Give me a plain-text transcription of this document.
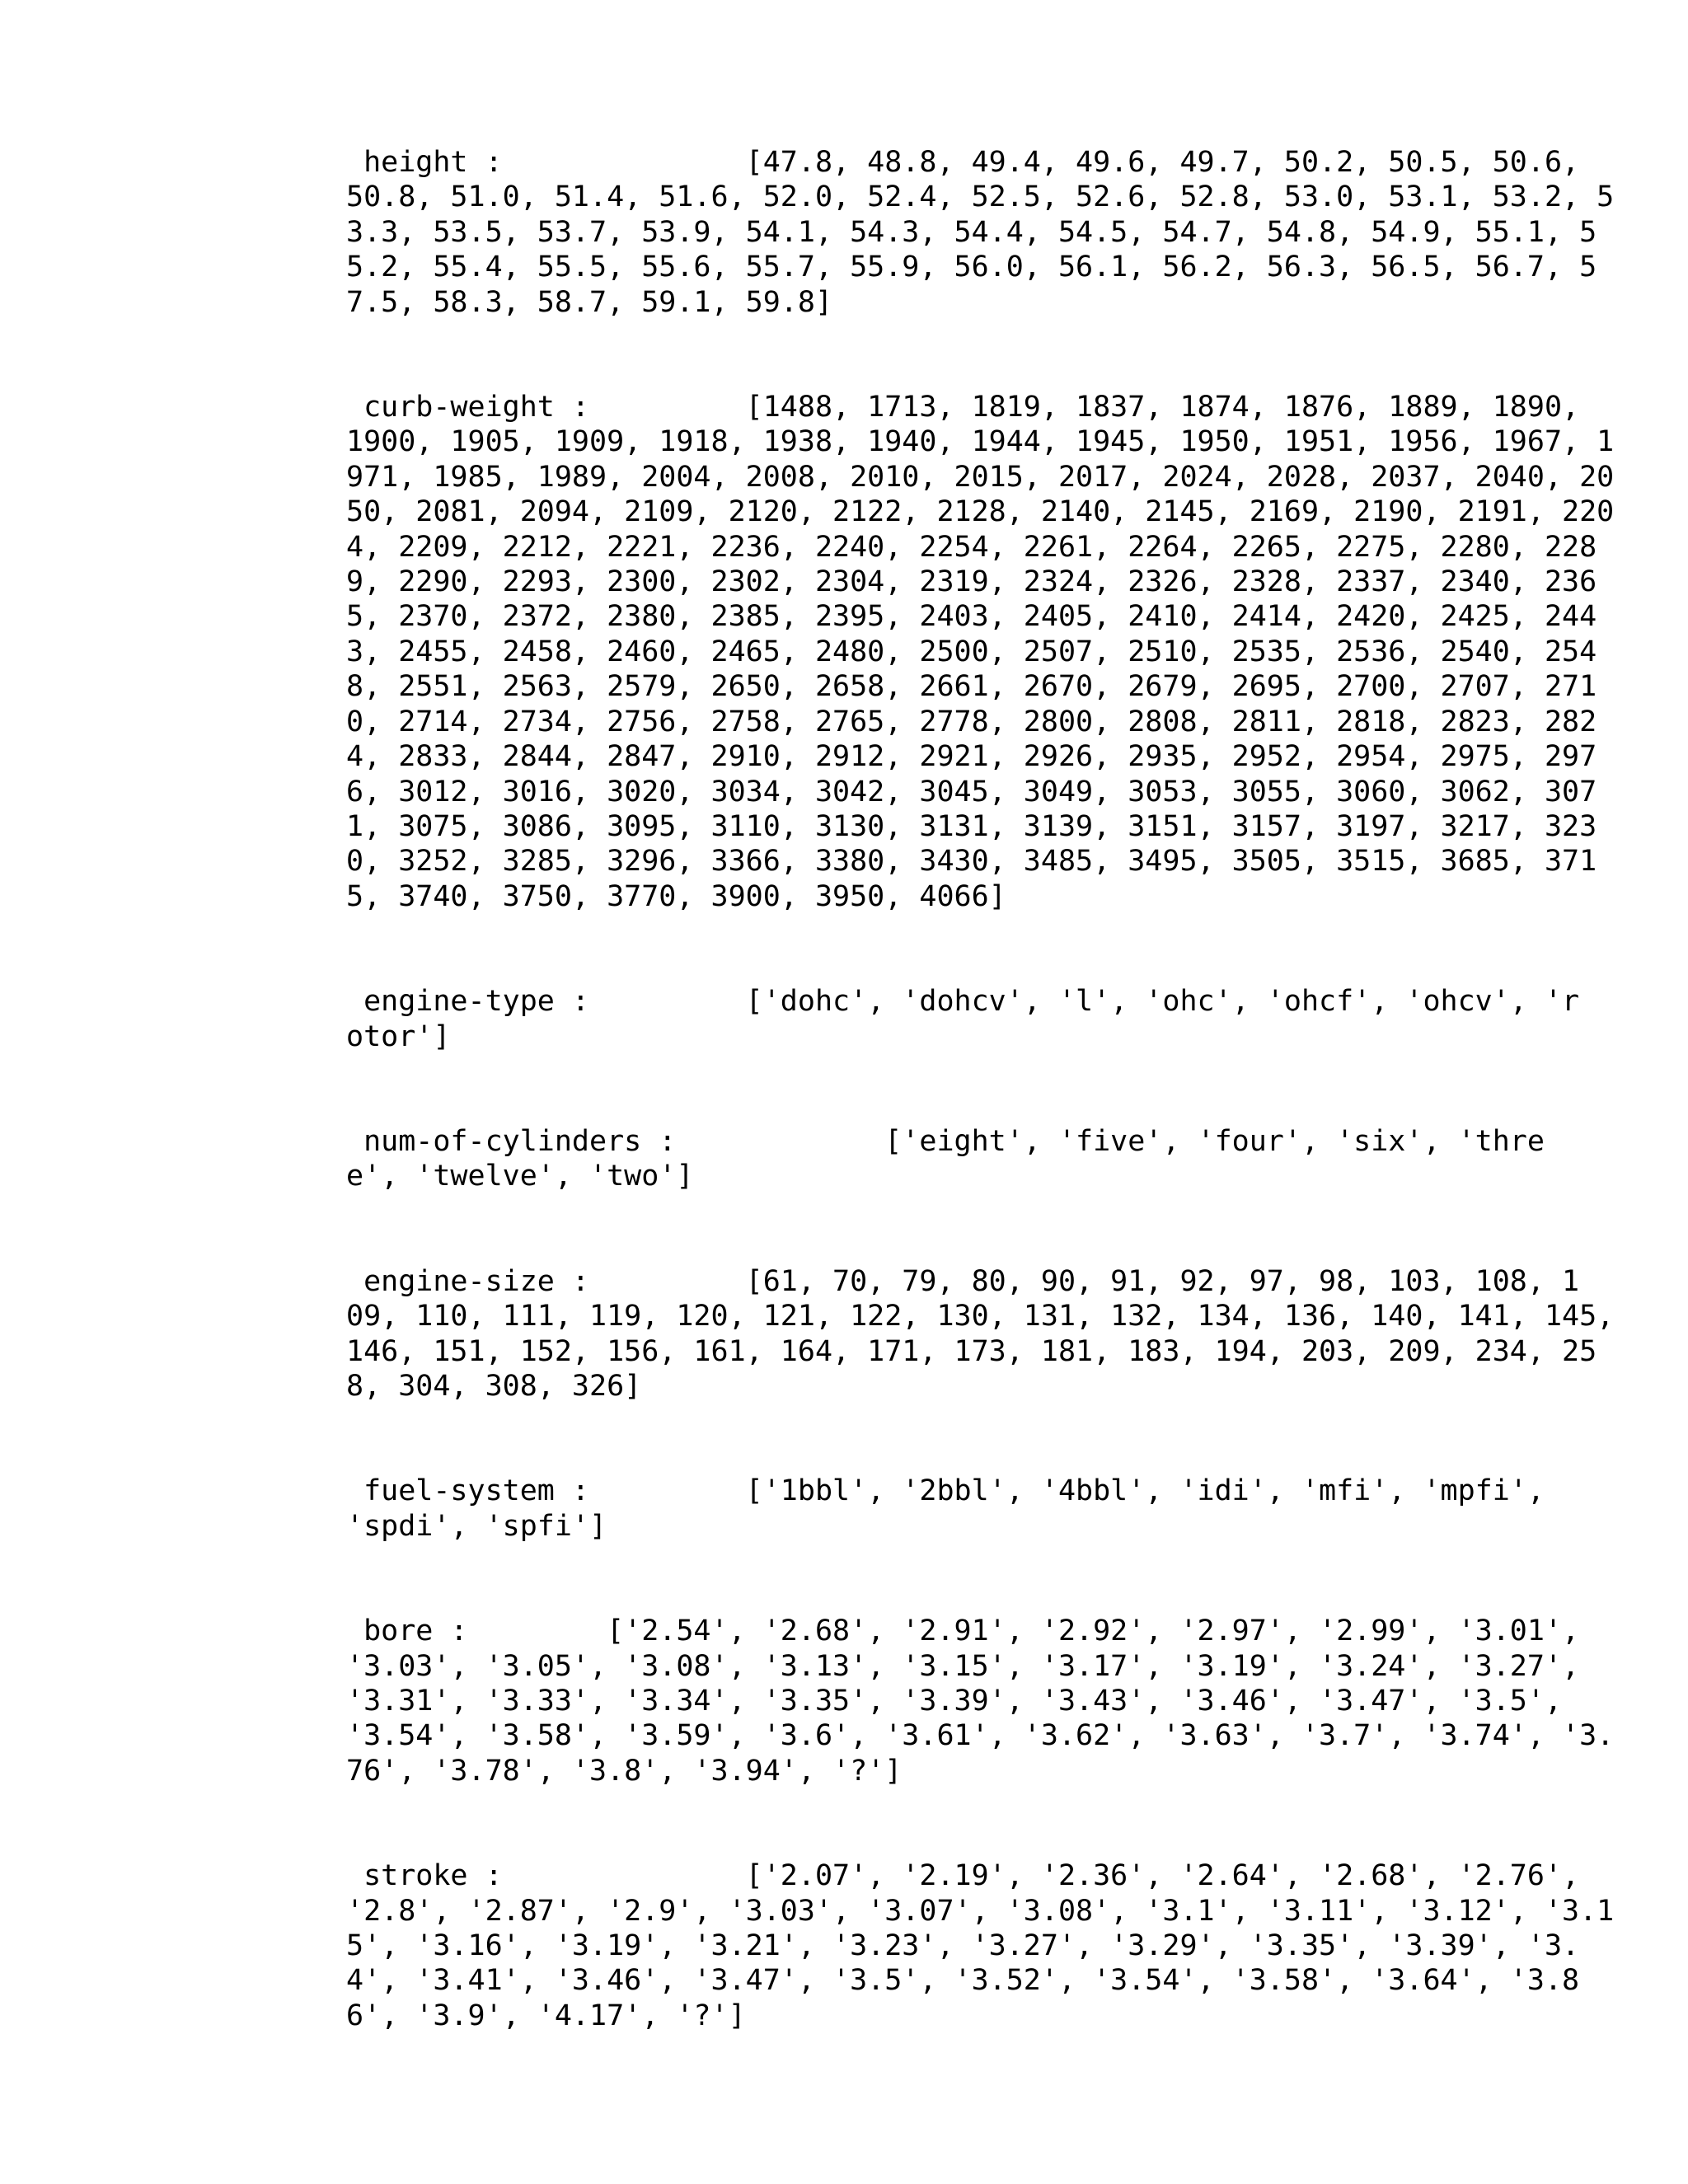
height :              [47.8, 48.8, 49.4, 49.6, 49.7, 50.2, 50.5, 50.6,
50.8, 51.0, 51.4, 51.6, 52.0, 52.4, 52.5, 52.6, 52.8, 53.0, 53.1, 53.2, 5
3.3, 53.5, 53.7, 53.9, 54.1, 54.3, 54.4, 54.5, 54.7, 54.8, 54.9, 55.1, 5
5.2, 55.4, 55.5, 55.6, 55.7, 55.9, 56.0, 56.1, 56.2, 56.3, 56.5, 56.7, 5
7.5, 58.3, 58.7, 59.1, 59.8]
curb-weight :         [1488, 1713, 1819, 1837, 1874, 1876, 1889, 1890,
1900, 1905, 1909, 1918, 1938, 1940, 1944, 1945, 1950, 1951, 1956, 1967, 1
971, 1985, 1989, 2004, 2008, 2010, 2015, 2017, 2024, 2028, 2037, 2040, 20
50, 2081, 2094, 2109, 2120, 2122, 2128, 2140, 2145, 2169, 2190, 2191, 220
4, 2209, 2212, 2221, 2236, 2240, 2254, 2261, 2264, 2265, 2275, 2280, 228
9, 2290, 2293, 2300, 2302, 2304, 2319, 2324, 2326, 2328, 2337, 2340, 236
5, 2370, 2372, 2380, 2385, 2395, 2403, 2405, 2410, 2414, 2420, 2425, 244
3, 2455, 2458, 2460, 2465, 2480, 2500, 2507, 2510, 2535, 2536, 2540, 254
8, 2551, 2563, 2579, 2650, 2658, 2661, 2670, 2679, 2695, 2700, 2707, 271
0, 2714, 2734, 2756, 2758, 2765, 2778, 2800, 2808, 2811, 2818, 2823, 282
4, 2833, 2844, 2847, 2910, 2912, 2921, 2926, 2935, 2952, 2954, 2975, 297
6, 3012, 3016, 3020, 3034, 3042, 3045, 3049, 3053, 3055, 3060, 3062, 307
1, 3075, 3086, 3095, 3110, 3130, 3131, 3139, 3151, 3157, 3197, 3217, 323
0, 3252, 3285, 3296, 3366, 3380, 3430, 3485, 3495, 3505, 3515, 3685, 371
5, 3740, 3750, 3770, 3900, 3950, 4066]
engine-type :         ['dohc', 'dohcv', 'l', 'ohc', 'ohcf', 'ohcv', 'r
otor']
num-of-cylinders :            ['eight', 'five', 'four', 'six', 'thre
e', 'twelve', 'two']
engine-size :         [61, 70, 79, 80, 90, 91, 92, 97, 98, 103, 108, 1
09, 110, 111, 119, 120, 121, 122, 130, 131, 132, 134, 136, 140, 141, 145,
146, 151, 152, 156, 161, 164, 171, 173, 181, 183, 194, 203, 209, 234, 25
8, 304, 308, 326]
fuel-system :         ['1bbl', '2bbl', '4bbl', 'idi', 'mfi', 'mpfi',
'spdi', 'spfi']
bore :        ['2.54', '2.68', '2.91', '2.92', '2.97', '2.99', '3.01',
'3.03', '3.05', '3.08', '3.13', '3.15', '3.17', '3.19', '3.24', '3.27',
'3.31', '3.33', '3.34', '3.35', '3.39', '3.43', '3.46', '3.47', '3.5',
'3.54', '3.58', '3.59', '3.6', '3.61', '3.62', '3.63', '3.7', '3.74', '3.
76', '3.78', '3.8', '3.94', '?']
stroke :              ['2.07', '2.19', '2.36', '2.64', '2.68', '2.76',
'2.8', '2.87', '2.9', '3.03', '3.07', '3.08', '3.1', '3.11', '3.12', '3.1
5', '3.16', '3.19', '3.21', '3.23', '3.27', '3.29', '3.35', '3.39', '3.
4', '3.41', '3.46', '3.47', '3.5', '3.52', '3.54', '3.58', '3.64', '3.8
6', '3.9', '4.17', '?']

☆ ☆ ☆ ☆ ☆

Task description: State how many lines of the records above contain the word "engine", giving only that number.

Written answer: 2